## [Text under study]
Dr. Rainer Martini – Director of the Ultrafast Laser Spectroscopy and Communication Laboratory and Associate Professor of Physics and Engineering Physics at Stevens Institute of Technology – has developed technology for frequency and amplitude modulation in laser light that results in clear, ultrafast optical free space communications. Not limited by a physical conductor, a high speed optical system that is stable enough would allow satellites to one day convert to laser technology, resulting in a more mobile military and super-sensitive scanners, as well as faster Internet for the masses.
A laser's beam must be optically modulated in order to transmit large amounts of data, and Stevens researchers realized optically-induced amplitude modulation (AM) of mid-infrared lasers a few years ago. Now, Dr. Martini and other Stevens researchers have developed a technique to optically-induced for frequency modulations (FM) of the beam as well, resulting in a signal that is disrupted significantly less by environmental factors like dust and fog. The new research stands to revolutionize communications, rendering environmental barriers meaningless and allowing mobile units not tied to fiber optic cable to communicate in the range of 100 GHz and beyond – the equivalent of 100 gigabytes of data per second.

## [Activities]
1) Duplicate everything in the passage on laser modulation from "Dr. Rainer Martini" down to "for the masses.".
2) Answer these questions on the passage on laser modulation.
(a) Who directs the Ultrafast Laser Spectroscopy and Communication Laboratory?
(b) What kind of lasers did Stevens researchers give optically-induced amplitude modulation a few years ago?
(c) Which two environmental factors are named as disrupting the signal?
3) Say whether each statement agrees with the passage on laser modulation. Support each answer with the deciding words from the passage.
(a) Stevens researchers realized optically-induced amplitude modulation of mid-infrared lasers a few years ago.
(b) The frequency-modulated signal is disrupted more by dust and fog.
(c) Dr. Martini is an Associate Professor of Chemistry.
The rows below come from a different source than the passage on laser modulation.

## [Data excerpts]
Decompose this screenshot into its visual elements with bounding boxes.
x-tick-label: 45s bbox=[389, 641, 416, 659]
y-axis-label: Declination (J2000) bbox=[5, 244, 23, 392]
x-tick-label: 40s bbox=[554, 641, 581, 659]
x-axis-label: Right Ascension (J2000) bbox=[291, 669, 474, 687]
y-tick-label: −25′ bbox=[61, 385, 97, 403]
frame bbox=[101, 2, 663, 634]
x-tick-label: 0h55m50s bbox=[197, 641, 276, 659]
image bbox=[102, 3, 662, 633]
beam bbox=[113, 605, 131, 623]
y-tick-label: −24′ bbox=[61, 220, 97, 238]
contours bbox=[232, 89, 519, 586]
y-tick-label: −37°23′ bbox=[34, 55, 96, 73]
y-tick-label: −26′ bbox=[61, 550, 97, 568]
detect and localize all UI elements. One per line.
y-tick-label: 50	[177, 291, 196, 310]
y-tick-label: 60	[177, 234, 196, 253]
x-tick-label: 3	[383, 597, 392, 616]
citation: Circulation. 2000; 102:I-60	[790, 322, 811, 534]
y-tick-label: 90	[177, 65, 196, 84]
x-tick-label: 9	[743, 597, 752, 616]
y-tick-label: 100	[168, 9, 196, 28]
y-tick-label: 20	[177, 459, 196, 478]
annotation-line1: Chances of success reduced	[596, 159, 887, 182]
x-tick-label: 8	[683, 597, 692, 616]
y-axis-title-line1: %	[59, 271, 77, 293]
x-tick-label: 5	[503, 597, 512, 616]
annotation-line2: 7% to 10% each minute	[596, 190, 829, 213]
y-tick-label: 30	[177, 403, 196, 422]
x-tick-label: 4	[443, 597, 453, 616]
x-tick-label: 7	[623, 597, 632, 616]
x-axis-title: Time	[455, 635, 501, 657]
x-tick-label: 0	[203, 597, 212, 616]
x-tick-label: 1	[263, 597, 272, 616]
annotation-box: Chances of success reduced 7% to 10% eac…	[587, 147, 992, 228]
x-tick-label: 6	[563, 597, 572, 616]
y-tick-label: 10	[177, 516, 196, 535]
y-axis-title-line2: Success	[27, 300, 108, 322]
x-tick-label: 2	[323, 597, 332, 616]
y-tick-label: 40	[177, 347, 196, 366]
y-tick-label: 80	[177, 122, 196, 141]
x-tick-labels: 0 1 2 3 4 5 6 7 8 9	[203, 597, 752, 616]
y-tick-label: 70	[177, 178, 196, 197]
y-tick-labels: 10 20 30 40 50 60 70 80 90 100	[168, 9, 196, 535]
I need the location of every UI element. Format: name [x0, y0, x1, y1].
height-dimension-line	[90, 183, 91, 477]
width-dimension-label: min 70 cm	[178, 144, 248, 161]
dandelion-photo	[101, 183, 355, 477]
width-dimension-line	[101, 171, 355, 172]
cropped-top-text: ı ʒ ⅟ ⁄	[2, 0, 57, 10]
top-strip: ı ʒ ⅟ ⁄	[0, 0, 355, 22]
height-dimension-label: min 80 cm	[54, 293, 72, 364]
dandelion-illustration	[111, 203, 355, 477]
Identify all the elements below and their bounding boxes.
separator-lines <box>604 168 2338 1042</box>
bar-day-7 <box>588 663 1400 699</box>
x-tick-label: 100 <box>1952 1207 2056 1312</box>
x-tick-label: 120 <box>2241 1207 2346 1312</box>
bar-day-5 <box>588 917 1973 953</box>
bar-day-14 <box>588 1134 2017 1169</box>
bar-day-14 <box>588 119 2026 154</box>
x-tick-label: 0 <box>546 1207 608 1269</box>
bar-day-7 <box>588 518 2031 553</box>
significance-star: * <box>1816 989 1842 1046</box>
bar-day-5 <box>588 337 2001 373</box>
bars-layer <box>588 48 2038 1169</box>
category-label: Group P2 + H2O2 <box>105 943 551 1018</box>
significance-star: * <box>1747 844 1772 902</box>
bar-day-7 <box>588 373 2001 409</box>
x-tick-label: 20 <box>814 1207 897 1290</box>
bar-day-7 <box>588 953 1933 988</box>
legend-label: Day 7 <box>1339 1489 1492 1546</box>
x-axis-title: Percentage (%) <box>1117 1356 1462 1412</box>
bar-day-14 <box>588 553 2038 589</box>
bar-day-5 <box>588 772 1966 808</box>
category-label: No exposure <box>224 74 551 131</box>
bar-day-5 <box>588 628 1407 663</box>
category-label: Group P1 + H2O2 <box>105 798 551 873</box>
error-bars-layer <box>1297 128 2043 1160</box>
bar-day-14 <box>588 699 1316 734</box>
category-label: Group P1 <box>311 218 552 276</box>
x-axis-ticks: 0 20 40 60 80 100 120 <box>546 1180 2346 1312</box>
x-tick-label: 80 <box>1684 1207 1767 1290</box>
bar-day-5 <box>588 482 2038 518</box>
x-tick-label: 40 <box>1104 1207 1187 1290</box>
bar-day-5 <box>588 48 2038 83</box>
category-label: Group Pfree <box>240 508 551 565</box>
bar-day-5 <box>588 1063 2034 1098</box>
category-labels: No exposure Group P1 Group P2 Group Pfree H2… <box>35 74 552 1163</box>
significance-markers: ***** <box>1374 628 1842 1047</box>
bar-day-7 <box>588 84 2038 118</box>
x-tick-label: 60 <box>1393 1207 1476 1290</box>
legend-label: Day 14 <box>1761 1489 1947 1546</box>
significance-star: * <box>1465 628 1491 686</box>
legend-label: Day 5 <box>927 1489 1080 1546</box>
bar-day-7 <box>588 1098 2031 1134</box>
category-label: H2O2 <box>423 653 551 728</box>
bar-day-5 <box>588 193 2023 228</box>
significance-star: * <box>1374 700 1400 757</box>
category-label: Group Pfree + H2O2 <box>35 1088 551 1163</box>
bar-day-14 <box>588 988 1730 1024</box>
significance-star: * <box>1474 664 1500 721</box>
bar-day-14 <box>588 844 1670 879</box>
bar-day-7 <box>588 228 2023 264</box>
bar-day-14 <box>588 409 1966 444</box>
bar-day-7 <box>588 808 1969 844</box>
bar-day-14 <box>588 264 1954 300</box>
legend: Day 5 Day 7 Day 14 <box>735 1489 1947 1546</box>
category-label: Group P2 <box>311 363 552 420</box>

## [Your responses]
1)
Dr. Rainer Martini – Director of the Ultrafast Laser Spectroscopy and Communication Laboratory and Associate Professor of Physics and Engineering Physics at Stevens Institute of Technology – has developed technology for frequency and amplitude modulation in laser light that results in clear, ultrafast optical free space communications. Not limited by a physical conductor, a high speed optical system that is stable enough would allow satellites to one day convert to laser technology, resulting in a more mobile military and super-sensitive scanners, as well as faster Internet for the masses.

2)
(a) Dr. Rainer Martini
(b) Mid-infrared lasers
(c) Dust and fog

3)
(a) Yes: "Stevens researchers realized optically-induced amplitude modulation (AM) of mid-infrared lasers a few years ago"
(b) No: "resulting in a signal that is disrupted significantly less by environmental factors like dust and fog"
(c) No: "Associate Professor of Physics and Engineering Physics at Stevens Institute of Technology"